Provide nothing beyond the count of lines that include the string "type".
++++++++++++++++++++
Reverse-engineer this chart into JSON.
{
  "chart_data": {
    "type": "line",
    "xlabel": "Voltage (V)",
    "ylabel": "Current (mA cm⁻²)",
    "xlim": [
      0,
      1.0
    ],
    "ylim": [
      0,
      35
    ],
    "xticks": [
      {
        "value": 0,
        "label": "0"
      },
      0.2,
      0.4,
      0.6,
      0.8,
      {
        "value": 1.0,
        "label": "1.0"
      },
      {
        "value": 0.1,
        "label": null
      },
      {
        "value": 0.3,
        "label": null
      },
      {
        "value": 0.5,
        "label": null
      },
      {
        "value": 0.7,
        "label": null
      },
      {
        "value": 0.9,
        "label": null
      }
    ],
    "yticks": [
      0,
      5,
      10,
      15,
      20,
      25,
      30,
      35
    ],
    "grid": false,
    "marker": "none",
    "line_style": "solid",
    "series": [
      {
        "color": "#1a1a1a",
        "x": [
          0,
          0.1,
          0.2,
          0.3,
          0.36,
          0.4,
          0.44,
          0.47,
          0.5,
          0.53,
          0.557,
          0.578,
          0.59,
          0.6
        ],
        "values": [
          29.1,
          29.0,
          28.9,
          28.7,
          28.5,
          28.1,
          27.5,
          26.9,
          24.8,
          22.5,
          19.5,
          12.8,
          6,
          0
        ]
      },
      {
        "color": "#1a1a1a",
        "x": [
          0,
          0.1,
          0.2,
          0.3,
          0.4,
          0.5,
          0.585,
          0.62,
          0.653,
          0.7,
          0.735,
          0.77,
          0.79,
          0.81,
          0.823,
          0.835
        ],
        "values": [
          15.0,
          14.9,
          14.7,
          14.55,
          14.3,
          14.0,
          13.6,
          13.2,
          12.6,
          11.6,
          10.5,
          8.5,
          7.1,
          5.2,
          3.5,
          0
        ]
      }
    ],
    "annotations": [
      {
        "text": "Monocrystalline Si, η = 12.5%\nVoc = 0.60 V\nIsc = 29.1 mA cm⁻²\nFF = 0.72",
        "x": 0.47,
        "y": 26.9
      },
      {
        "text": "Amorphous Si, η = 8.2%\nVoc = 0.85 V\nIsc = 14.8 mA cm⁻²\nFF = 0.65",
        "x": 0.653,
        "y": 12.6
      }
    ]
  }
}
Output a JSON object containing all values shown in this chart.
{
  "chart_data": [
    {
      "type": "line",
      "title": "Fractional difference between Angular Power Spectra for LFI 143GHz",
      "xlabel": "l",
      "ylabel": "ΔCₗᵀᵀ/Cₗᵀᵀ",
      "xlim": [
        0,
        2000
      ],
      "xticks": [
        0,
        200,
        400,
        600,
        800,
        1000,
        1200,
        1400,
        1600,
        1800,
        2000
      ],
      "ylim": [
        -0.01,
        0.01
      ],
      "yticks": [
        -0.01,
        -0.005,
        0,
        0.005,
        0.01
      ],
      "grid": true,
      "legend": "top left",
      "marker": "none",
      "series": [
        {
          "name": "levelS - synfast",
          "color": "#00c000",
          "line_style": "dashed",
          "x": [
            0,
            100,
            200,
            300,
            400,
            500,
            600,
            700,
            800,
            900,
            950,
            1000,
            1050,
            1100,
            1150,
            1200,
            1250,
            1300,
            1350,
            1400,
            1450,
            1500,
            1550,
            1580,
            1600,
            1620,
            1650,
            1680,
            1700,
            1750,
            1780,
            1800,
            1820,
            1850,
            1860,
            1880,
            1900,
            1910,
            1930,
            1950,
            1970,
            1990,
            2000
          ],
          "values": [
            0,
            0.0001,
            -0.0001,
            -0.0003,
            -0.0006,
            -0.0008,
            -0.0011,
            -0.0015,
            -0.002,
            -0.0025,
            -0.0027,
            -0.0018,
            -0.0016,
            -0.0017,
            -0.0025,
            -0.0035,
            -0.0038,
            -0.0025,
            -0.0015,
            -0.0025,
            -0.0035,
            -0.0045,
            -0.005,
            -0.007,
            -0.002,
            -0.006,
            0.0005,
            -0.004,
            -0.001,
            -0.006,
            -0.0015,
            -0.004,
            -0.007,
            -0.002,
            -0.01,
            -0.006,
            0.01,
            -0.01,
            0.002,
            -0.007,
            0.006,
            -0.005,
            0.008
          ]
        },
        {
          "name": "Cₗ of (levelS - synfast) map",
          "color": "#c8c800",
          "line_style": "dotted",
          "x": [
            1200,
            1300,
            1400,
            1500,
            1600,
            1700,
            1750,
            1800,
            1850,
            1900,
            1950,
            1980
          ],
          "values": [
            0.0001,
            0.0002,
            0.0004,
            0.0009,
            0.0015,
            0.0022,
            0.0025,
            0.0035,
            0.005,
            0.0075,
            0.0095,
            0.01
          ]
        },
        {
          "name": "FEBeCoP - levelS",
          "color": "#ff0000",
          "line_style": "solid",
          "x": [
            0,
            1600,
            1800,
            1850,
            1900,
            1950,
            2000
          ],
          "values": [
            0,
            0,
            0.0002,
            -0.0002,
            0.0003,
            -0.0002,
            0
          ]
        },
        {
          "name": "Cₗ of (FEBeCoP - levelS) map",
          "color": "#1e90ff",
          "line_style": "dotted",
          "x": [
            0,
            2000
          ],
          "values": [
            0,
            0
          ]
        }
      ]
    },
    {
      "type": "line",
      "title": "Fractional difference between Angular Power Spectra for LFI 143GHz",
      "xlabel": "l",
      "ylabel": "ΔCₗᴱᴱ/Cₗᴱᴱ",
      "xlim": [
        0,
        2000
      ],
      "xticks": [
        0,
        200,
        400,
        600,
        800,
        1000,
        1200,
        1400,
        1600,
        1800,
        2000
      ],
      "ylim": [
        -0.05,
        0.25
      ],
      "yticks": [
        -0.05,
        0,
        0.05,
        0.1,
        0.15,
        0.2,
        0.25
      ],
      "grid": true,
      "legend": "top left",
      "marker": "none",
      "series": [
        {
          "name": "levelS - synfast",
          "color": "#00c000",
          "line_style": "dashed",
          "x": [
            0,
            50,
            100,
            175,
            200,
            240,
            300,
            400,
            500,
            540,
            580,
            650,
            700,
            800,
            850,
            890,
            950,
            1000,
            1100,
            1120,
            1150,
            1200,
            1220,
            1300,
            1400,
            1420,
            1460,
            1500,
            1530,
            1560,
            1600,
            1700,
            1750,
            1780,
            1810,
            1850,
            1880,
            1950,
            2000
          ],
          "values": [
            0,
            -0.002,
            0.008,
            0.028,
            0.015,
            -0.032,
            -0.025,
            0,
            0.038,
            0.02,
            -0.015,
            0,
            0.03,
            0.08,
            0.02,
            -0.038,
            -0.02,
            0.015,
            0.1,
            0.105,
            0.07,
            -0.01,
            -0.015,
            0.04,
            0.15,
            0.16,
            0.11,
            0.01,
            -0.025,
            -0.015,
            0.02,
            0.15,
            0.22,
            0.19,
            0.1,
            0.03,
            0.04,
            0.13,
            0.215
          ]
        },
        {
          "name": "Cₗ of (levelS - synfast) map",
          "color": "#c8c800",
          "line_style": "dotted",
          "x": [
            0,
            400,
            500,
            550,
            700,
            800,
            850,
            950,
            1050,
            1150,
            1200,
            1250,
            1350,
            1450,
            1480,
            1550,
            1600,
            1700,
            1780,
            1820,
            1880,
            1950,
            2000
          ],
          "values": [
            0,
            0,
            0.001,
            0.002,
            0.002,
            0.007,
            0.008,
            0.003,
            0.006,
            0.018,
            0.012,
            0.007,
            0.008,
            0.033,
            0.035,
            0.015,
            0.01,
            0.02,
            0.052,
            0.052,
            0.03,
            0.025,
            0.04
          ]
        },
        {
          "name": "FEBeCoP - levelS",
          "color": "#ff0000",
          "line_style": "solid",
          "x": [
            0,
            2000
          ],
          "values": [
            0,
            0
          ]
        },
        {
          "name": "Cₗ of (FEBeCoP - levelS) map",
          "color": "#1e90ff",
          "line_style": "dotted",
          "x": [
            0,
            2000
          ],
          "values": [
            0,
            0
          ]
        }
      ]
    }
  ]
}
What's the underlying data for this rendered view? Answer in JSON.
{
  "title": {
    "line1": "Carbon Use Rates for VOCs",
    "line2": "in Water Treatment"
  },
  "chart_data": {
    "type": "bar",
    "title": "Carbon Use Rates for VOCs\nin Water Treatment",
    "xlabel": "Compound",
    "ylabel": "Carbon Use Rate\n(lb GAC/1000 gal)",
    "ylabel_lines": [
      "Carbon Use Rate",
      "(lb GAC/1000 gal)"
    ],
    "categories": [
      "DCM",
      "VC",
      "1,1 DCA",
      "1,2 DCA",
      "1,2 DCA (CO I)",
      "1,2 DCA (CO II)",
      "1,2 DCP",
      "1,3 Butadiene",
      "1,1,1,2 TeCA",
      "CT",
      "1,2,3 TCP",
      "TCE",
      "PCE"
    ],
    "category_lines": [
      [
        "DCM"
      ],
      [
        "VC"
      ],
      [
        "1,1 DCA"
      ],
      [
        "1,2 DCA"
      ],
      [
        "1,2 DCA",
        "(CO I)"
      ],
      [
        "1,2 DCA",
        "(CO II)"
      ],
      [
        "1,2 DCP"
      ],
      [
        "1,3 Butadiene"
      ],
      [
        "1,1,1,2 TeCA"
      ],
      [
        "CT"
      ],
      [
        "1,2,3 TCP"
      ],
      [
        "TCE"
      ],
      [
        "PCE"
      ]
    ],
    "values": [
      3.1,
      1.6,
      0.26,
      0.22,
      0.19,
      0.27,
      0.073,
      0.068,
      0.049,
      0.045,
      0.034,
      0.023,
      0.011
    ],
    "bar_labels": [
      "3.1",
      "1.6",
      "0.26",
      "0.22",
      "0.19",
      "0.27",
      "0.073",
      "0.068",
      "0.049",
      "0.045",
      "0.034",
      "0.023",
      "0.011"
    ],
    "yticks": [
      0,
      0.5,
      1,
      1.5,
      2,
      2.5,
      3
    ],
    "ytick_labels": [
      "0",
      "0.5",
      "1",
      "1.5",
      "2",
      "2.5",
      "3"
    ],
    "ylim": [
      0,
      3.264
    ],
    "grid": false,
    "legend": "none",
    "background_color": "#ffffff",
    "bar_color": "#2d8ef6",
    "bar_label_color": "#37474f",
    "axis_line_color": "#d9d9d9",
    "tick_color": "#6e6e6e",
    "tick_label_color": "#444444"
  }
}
++++++++++++++++++++
§ **WRITTEN SOLUTION**:
4